--- start Extract ---
Herod Agrippa II (; AD 27/28 –  or 100), officially named Marcus Julius Agrippa and sometimes shortened to Agrippa, was the last ruler from the Herodian dynasty, reigning over territories outside of Judea as a Roman client. Agrippa II fled Jerusalem in 66, fearing the Jewish uprising and supported the Roman side in the First Jewish–Roman War.

Early life
Herod Agrippa II was the son of the first and better-known Herod Agrippa and the brother of Berenice, Mariamne, and Drusilla (second wife of the Roman procurator Antonius Felix). He was educated at the court of the emperor Claudius, and at the time of his father's death he was only seventeen years old. Claudius therefore kept him at Rome, and sent Cuspius Fadus as procurator of the Roman province of Judaea. While at Rome, he voiced his support for the Jews to Claudius, and against the Samaritans and the procurator of Iudaea Province, Ventidius Cumanus, who was lately thought to have been the cause of some disturbances there.

Rise in power
On the death of king Herod of Chalcis in 48, his small Syrian realm of Chalcis was given to Agrippa, with the right of superintending the Temple in Jerusalem and appointing its high priest, but only as a tetrarch.

In 53, Agrippa was forced to give up the tetrarchy of Chalcis but in exchange Claudius made him ruler with the title of king over the territories previously governed by Philip, namely, Iturea, Trachonitis, Batanea, Gaulanitis, Auranitis and Paneas, as well as the kingdom of Lysanias in Abila. The tetrarchy of Chalcis was subsequently in 57 given to his cousin, Aristobulus (). Herod Agrippa celebrated by marrying off his two sisters Mariamne and Drusilla. Flavius Josephus, the Jewish historian, repeats the gossip that Agrippa lived in an incestuous relationship with his sister, Berenice.

In 55, the Emperor Nero added to Agrippa's realm the cities of Tiberias and Taricheae in Galilee, and Livias (Iulias), with fourteen villages near it, in Peraea.

It was before Agrippa and his sister Berenice that, according to the New Testament, Paul the Apostle pleaded his case at Caesarea Maritima, probably in 59 or 60 ().

Agrippa expended large sums in beautifying Jerusalem and other cities, especially Berytus (ancient Beirut), a Hellenised city in Phoenicia. His partiality for the latter rendered him unpopular amongst his own subjects, and the capricious manner in which he appointed and deposed the high priests made him disliked by his coreligionists.
--- end Extract ---
--- start Supplied material ---
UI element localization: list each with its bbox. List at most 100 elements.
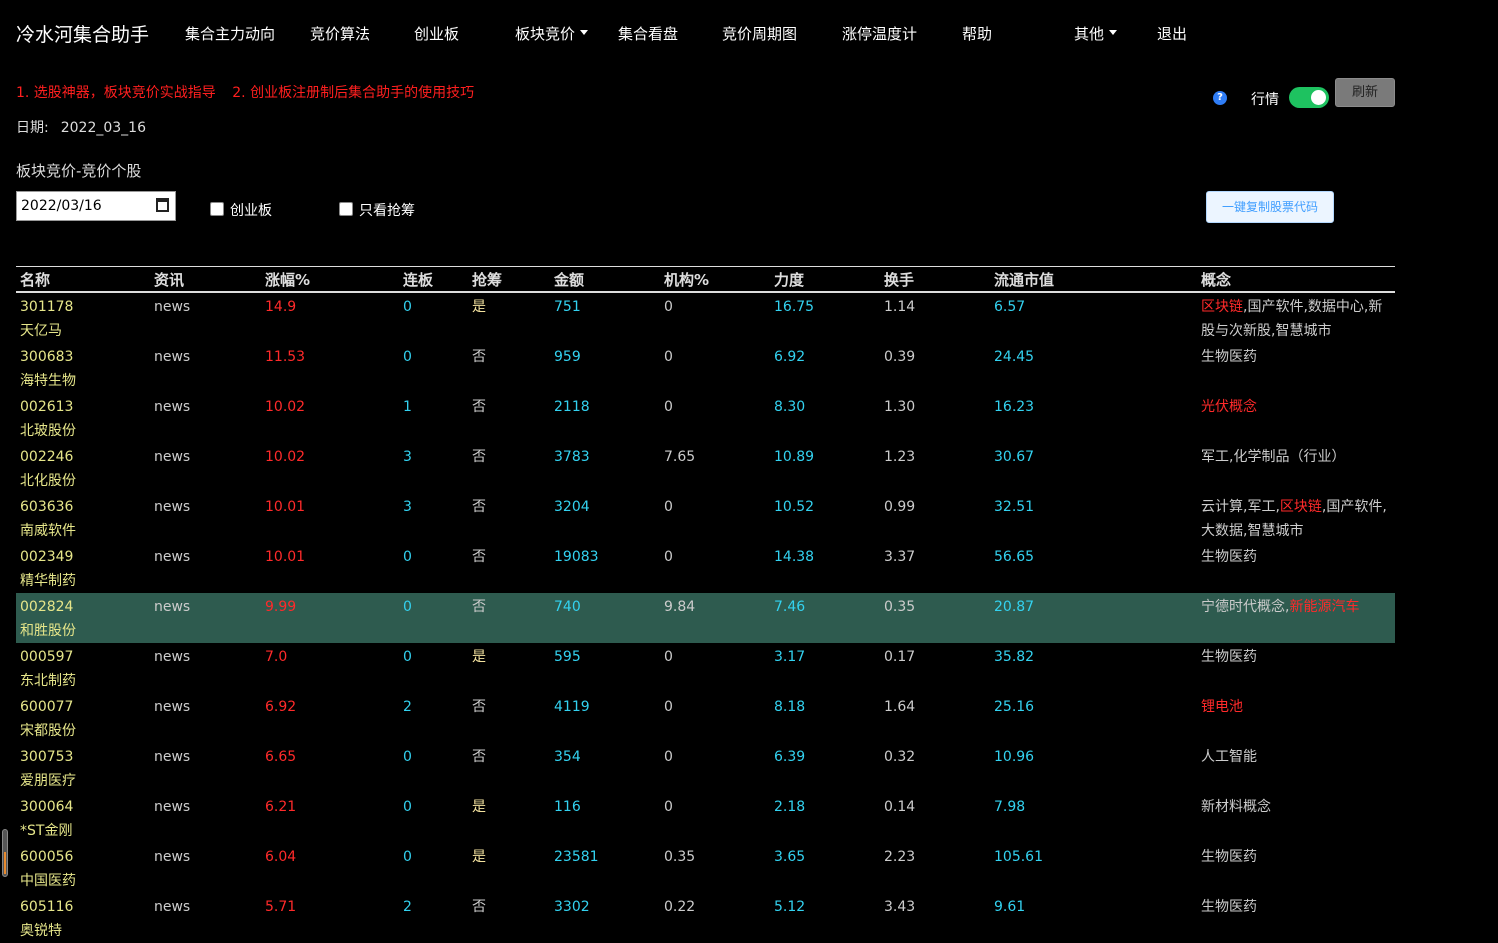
stock-name-cell[interactable]: 301178 天亿马 bbox=[16, 292, 150, 343]
nav-sector-bid[interactable]: 板块竞价 bbox=[515, 23, 589, 44]
column-header[interactable]: 机构% bbox=[660, 266, 770, 293]
stock-code[interactable]: 002246 bbox=[20, 445, 150, 469]
table-row[interactable]: 603636 南威软件 news 10.01 3 否 3204 0 10.52 0.99 32.51… bbox=[16, 493, 1395, 543]
stock-name-cell[interactable]: 002246 北化股份 bbox=[16, 443, 150, 493]
table-row[interactable]: 002246 北化股份 news 10.02 3 否 3783 7.65 10.89 1.23 30… bbox=[16, 443, 1395, 493]
refresh-button[interactable]: 刷新 bbox=[1335, 78, 1395, 107]
scrollbar-thumb[interactable] bbox=[2, 829, 8, 877]
news-link[interactable]: news bbox=[150, 893, 261, 943]
stock-name[interactable]: 天亿马 bbox=[20, 319, 150, 343]
brand-title[interactable]: 冷水河集合助手 bbox=[16, 20, 149, 47]
stock-name[interactable]: 奥锐特 bbox=[20, 919, 150, 943]
column-header[interactable]: 概念 bbox=[1197, 266, 1395, 293]
nav-other[interactable]: 其他 bbox=[1074, 23, 1118, 44]
nav-gem[interactable]: 创业板 bbox=[414, 23, 459, 44]
table-row[interactable]: 002824 和胜股份 news 9.99 0 否 740 9.84 7.46 0.35 20.87… bbox=[16, 593, 1395, 643]
news-link[interactable]: news bbox=[150, 693, 261, 743]
table-row[interactable]: 300753 爱朋医疗 news 6.65 0 否 354 0 6.39 0.32 10.96 人工智… bbox=[16, 743, 1395, 793]
stock-name-cell[interactable]: 002349 精华制药 bbox=[16, 543, 150, 593]
stock-name[interactable]: 和胜股份 bbox=[20, 619, 150, 643]
nav-bid-cycle[interactable]: 竞价周期图 bbox=[722, 23, 797, 44]
stock-code[interactable]: 300753 bbox=[20, 745, 150, 769]
checkbox-gem-box[interactable] bbox=[210, 202, 224, 216]
stock-name-cell[interactable]: 002824 和胜股份 bbox=[16, 593, 150, 643]
calendar-icon[interactable] bbox=[156, 198, 169, 212]
checkbox-grab-only[interactable]: 只看抢筹 bbox=[339, 200, 415, 220]
stock-code[interactable]: 002349 bbox=[20, 545, 150, 569]
stock-name[interactable]: 东北制药 bbox=[20, 669, 150, 693]
table-row[interactable]: 300683 海特生物 news 11.53 0 否 959 0 6.92 0.39 24.45 生物… bbox=[16, 343, 1395, 393]
news-link[interactable]: news bbox=[150, 443, 261, 493]
question-icon[interactable]: ? bbox=[1213, 91, 1227, 105]
stock-name[interactable]: *ST金刚 bbox=[20, 819, 150, 843]
column-header[interactable]: 名称 bbox=[16, 266, 150, 293]
stock-name[interactable]: 精华制药 bbox=[20, 569, 150, 593]
column-header[interactable]: 涨幅% bbox=[261, 266, 399, 293]
column-header[interactable]: 抢筹 bbox=[468, 266, 550, 293]
stock-name-cell[interactable]: 300683 海特生物 bbox=[16, 343, 150, 393]
stock-name[interactable]: 海特生物 bbox=[20, 369, 150, 393]
stock-code[interactable]: 600056 bbox=[20, 845, 150, 869]
table-row[interactable]: 600077 宋都股份 news 6.92 2 否 4119 0 8.18 1.64 25.16 锂电… bbox=[16, 693, 1395, 743]
news-link[interactable]: news bbox=[150, 743, 261, 793]
stock-name[interactable]: 南威软件 bbox=[20, 519, 150, 543]
stock-code[interactable]: 600077 bbox=[20, 695, 150, 719]
stock-name[interactable]: 宋都股份 bbox=[20, 719, 150, 743]
nav-limit-up-thermometer[interactable]: 涨停温度计 bbox=[842, 23, 917, 44]
stock-code[interactable]: 301178 bbox=[20, 295, 150, 319]
stock-name-cell[interactable]: 300064 *ST金刚 bbox=[16, 793, 150, 843]
stock-name-cell[interactable]: 603636 南威软件 bbox=[16, 493, 150, 543]
table-row[interactable]: 605116 奥锐特 news 5.71 2 否 3302 0.22 5.12 3.43 9.61 生… bbox=[16, 893, 1395, 943]
date-input[interactable]: 2022/03/16 bbox=[16, 191, 176, 221]
table-row[interactable]: 600056 中国医药 news 6.04 0 是 23581 0.35 3.65 2.23 105… bbox=[16, 843, 1395, 893]
stock-code[interactable]: 300064 bbox=[20, 795, 150, 819]
stock-code[interactable]: 002613 bbox=[20, 395, 150, 419]
checkbox-gem[interactable]: 创业板 bbox=[210, 200, 272, 220]
nav-watch[interactable]: 集合看盘 bbox=[618, 23, 678, 44]
news-link[interactable]: news bbox=[150, 292, 261, 343]
news-link[interactable]: news bbox=[150, 493, 261, 543]
tutorial-link-2[interactable]: 2. 创业板注册制后集合助手的使用技巧 bbox=[232, 85, 474, 101]
stock-code[interactable]: 605116 bbox=[20, 895, 150, 919]
copy-codes-button[interactable]: 一键复制股票代码 bbox=[1206, 191, 1334, 223]
stock-code[interactable]: 000597 bbox=[20, 645, 150, 669]
stock-name-cell[interactable]: 300753 爱朋医疗 bbox=[16, 743, 150, 793]
table-row[interactable]: 301178 天亿马 news 14.9 0 是 751 0 16.75 1.14 6.57 区块链,… bbox=[16, 292, 1395, 343]
nav-main-force[interactable]: 集合主力动向 bbox=[185, 23, 275, 44]
news-link[interactable]: news bbox=[150, 343, 261, 393]
stock-name-cell[interactable]: 000597 东北制药 bbox=[16, 643, 150, 693]
stock-name-cell[interactable]: 600077 宋都股份 bbox=[16, 693, 150, 743]
checkbox-grab-box[interactable] bbox=[339, 202, 353, 216]
column-header[interactable]: 流通市值 bbox=[990, 266, 1197, 293]
nav-logout[interactable]: 退出 bbox=[1157, 23, 1187, 44]
stock-name[interactable]: 北化股份 bbox=[20, 469, 150, 493]
news-link[interactable]: news bbox=[150, 543, 261, 593]
nav-bid-algorithm[interactable]: 竞价算法 bbox=[310, 23, 370, 44]
news-link[interactable]: news bbox=[150, 643, 261, 693]
stock-name-cell[interactable]: 600056 中国医药 bbox=[16, 843, 150, 893]
column-header[interactable]: 换手 bbox=[880, 266, 990, 293]
stock-name-cell[interactable]: 605116 奥锐特 bbox=[16, 893, 150, 943]
stock-name[interactable]: 爱朋医疗 bbox=[20, 769, 150, 793]
column-header[interactable]: 资讯 bbox=[150, 266, 261, 293]
column-header[interactable]: 金额 bbox=[550, 266, 660, 293]
stock-name[interactable]: 北玻股份 bbox=[20, 419, 150, 443]
stock-code[interactable]: 002824 bbox=[20, 595, 150, 619]
stock-name-cell[interactable]: 002613 北玻股份 bbox=[16, 393, 150, 443]
stock-name[interactable]: 中国医药 bbox=[20, 869, 150, 893]
column-header[interactable]: 力度 bbox=[770, 266, 880, 293]
table-row[interactable]: 300064 *ST金刚 news 6.21 0 是 116 0 2.18 0.14 7.98 新材料… bbox=[16, 793, 1395, 843]
quote-toggle[interactable] bbox=[1289, 87, 1329, 108]
table-row[interactable]: 002613 北玻股份 news 10.02 1 否 2118 0 8.30 1.30 16.23 光… bbox=[16, 393, 1395, 443]
news-link[interactable]: news bbox=[150, 393, 261, 443]
stock-code[interactable]: 603636 bbox=[20, 495, 150, 519]
stock-code[interactable]: 300683 bbox=[20, 345, 150, 369]
news-link[interactable]: news bbox=[150, 593, 261, 643]
table-row[interactable]: 002349 精华制药 news 10.01 0 否 19083 0 14.38 3.37 56.6… bbox=[16, 543, 1395, 593]
nav-help[interactable]: 帮助 bbox=[962, 23, 992, 44]
tutorial-link-1[interactable]: 1. 选股神器，板块竞价实战指导 bbox=[16, 85, 216, 101]
news-link[interactable]: news bbox=[150, 843, 261, 893]
news-link[interactable]: news bbox=[150, 793, 261, 843]
table-row[interactable]: 000597 东北制药 news 7.0 0 是 595 0 3.17 0.17 35.82 生物医药 bbox=[16, 643, 1395, 693]
column-header[interactable]: 连板 bbox=[399, 266, 468, 293]
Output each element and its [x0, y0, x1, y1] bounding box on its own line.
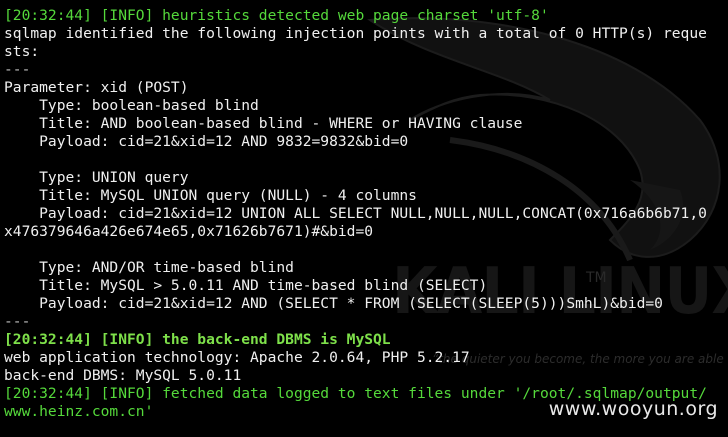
- output-line: ---: [4, 313, 31, 330]
- output-line: Title: MySQL > 5.0.11 AND time-based bli…: [4, 277, 488, 294]
- output-line: back-end DBMS: MySQL 5.0.11: [4, 367, 242, 384]
- output-line: Payload: cid=21&xid=12 AND 9832=9832&bid…: [4, 133, 409, 150]
- wooyun-watermark: www.wooyun.org: [548, 398, 718, 420]
- terminal-window: KALI LINUX TM “the quieter you become, t…: [0, 0, 728, 437]
- output-line: Type: AND/OR time-based blind: [4, 259, 294, 276]
- log-line-info: [20:32:44] [INFO] the back-end DBMS is M…: [4, 331, 391, 348]
- output-line: Title: AND boolean-based blind - WHERE o…: [4, 115, 523, 132]
- output-line: Type: UNION query: [4, 169, 189, 186]
- output-line: ---: [4, 61, 31, 78]
- output-line: sqlmap identified the following injectio…: [4, 25, 707, 42]
- output-line: sts:: [4, 43, 40, 60]
- output-line: x476379646a426e674e65,0x71626b7671)#&bid…: [4, 223, 374, 240]
- output-line: Payload: cid=21&xid=12 UNION ALL SELECT …: [4, 205, 707, 222]
- terminal-output[interactable]: [20:32:44] [INFO] heuristics detected we…: [4, 7, 728, 421]
- output-line: web application technology: Apache 2.0.6…: [4, 349, 470, 366]
- output-line: Payload: cid=21&xid=12 AND (SELECT * FRO…: [4, 295, 663, 312]
- log-line-info: [20:32:44] [INFO] heuristics detected we…: [4, 7, 549, 24]
- output-line: Parameter: xid (POST): [4, 79, 189, 96]
- output-line: Type: boolean-based blind: [4, 97, 259, 114]
- output-line: Title: MySQL UNION query (NULL) - 4 colu…: [4, 187, 417, 204]
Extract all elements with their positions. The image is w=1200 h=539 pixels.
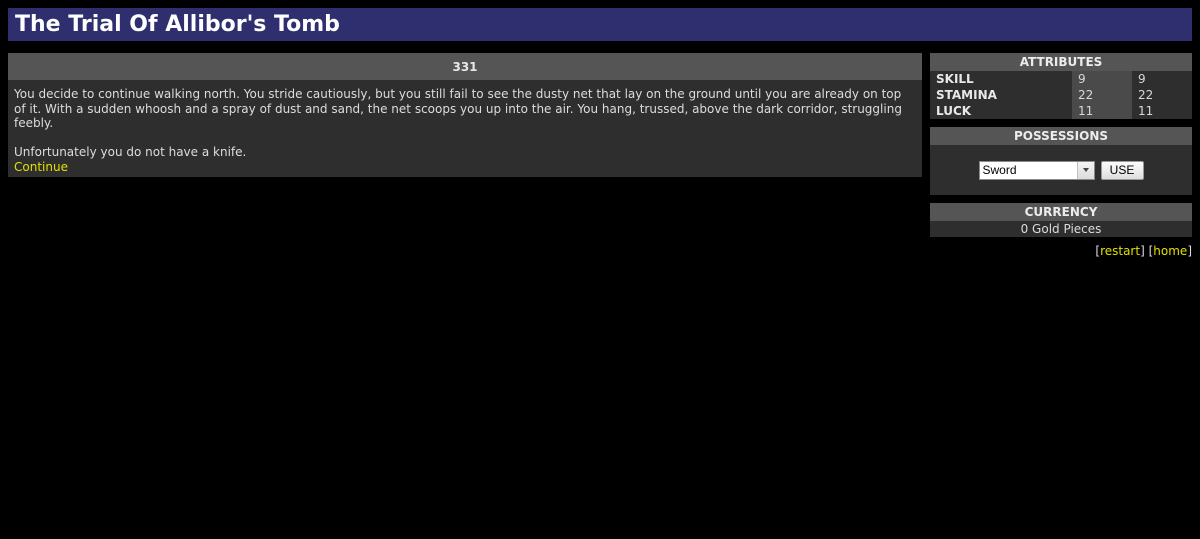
attribute-name: SKILL: [930, 71, 1072, 87]
attribute-current-value: 11: [1132, 103, 1192, 119]
attributes-panel: ATTRIBUTES SKILL 9 9 STAMINA 22 22 LUCK …: [930, 53, 1192, 119]
restart-link[interactable]: restart: [1100, 244, 1140, 258]
attribute-name: LUCK: [930, 103, 1072, 119]
possessions-controls: Sword USE: [930, 145, 1192, 195]
attribute-current-value: 22: [1132, 87, 1192, 103]
continue-link[interactable]: Continue: [14, 160, 68, 174]
story-panel: 331 You decide to continue walking north…: [8, 53, 922, 177]
possessions-panel: POSSESSIONS Sword USE: [930, 127, 1192, 195]
attribute-initial-value: 11: [1072, 103, 1132, 119]
currency-panel: CURRENCY 0 Gold Pieces: [930, 203, 1192, 237]
attribute-initial-value: 9: [1072, 71, 1132, 87]
sidebar: ATTRIBUTES SKILL 9 9 STAMINA 22 22 LUCK …: [930, 53, 1192, 258]
chevron-down-icon: [1082, 168, 1089, 172]
possession-select[interactable]: Sword: [978, 160, 1095, 180]
footer-links: [restart] [home]: [930, 244, 1192, 258]
attribute-row-luck: LUCK 11 11: [930, 103, 1192, 119]
page-header: The Trial Of Allibor's Tomb: [8, 8, 1192, 41]
story-paragraph: Unfortunately you do not have a knife.: [14, 145, 247, 159]
possessions-title: POSSESSIONS: [930, 127, 1192, 145]
attribute-row-skill: SKILL 9 9: [930, 71, 1192, 87]
attributes-title: ATTRIBUTES: [930, 53, 1192, 71]
home-link[interactable]: home: [1153, 244, 1187, 258]
attribute-current-value: 9: [1132, 71, 1192, 87]
currency-value: 0 Gold Pieces: [1020, 222, 1102, 236]
dropdown-arrow-button[interactable]: [1076, 161, 1094, 179]
attribute-name: STAMINA: [930, 87, 1072, 103]
possession-selected-value: Sword: [982, 162, 1017, 177]
story-body: You decide to continue walking north. Yo…: [8, 80, 922, 174]
section-number: 331: [8, 53, 922, 80]
attributes-table: SKILL 9 9 STAMINA 22 22 LUCK 11 11: [930, 71, 1192, 119]
currency-title: CURRENCY: [930, 203, 1192, 221]
story-paragraph: You decide to continue walking north. Yo…: [14, 87, 902, 130]
bracket-close: ]: [1187, 244, 1192, 258]
use-button[interactable]: USE: [1100, 160, 1144, 180]
attribute-initial-value: 22: [1072, 87, 1132, 103]
attribute-row-stamina: STAMINA 22 22: [930, 87, 1192, 103]
bracket-close: ]: [1140, 244, 1145, 258]
game-title: The Trial Of Allibor's Tomb: [15, 12, 340, 37]
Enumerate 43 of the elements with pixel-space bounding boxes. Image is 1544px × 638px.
--- end Supplied material ---
■ Actions to take ■
1 > Return the passage of the Herod Agrippa II text between "In 55, the Emperor" and "59 or 60 ().", inclusive.
2 > Retype the lines from the entries between the lines holding "attribute-name: SKILL: [930, 71, 1072, 87]" and "chevron-down-icon: [1082, 168, 1089, 172]", inclusive.

■ Complete answers ■
1 >
In 55, the Emperor Nero added to Agrippa's realm the cities of Tiberias and Taricheae in Galilee, and Livias (Iulias), with fourteen villages near it, in Peraea.

It was before Agrippa and his sister Berenice that, according to the New Testament, Paul the Apostle pleaded his case at Caesarea Maritima, probably in 59 or 60 ().

2 >
attribute-name: SKILL: [930, 71, 1072, 87]
attribute-current-value: 11: [1132, 103, 1192, 119]
attributes-panel: ATTRIBUTES SKILL 9 9 STAMINA 22 22 LUCK …: [930, 53, 1192, 119]
restart-link[interactable]: restart: [1100, 244, 1140, 258]
attribute-name: LUCK: [930, 103, 1072, 119]
possessions-controls: Sword USE: [930, 145, 1192, 195]
attribute-current-value: 22: [1132, 87, 1192, 103]
continue-link[interactable]: Continue: [14, 160, 68, 174]
story-panel: 331 You decide to continue walking north…: [8, 53, 922, 177]
possessions-panel: POSSESSIONS Sword USE: [930, 127, 1192, 195]
attribute-initial-value: 11: [1072, 103, 1132, 119]
currency-panel: CURRENCY 0 Gold Pieces: [930, 203, 1192, 237]
attribute-initial-value: 9: [1072, 71, 1132, 87]
sidebar: ATTRIBUTES SKILL 9 9 STAMINA 22 22 LUCK …: [930, 53, 1192, 258]
chevron-down-icon: [1082, 168, 1089, 172]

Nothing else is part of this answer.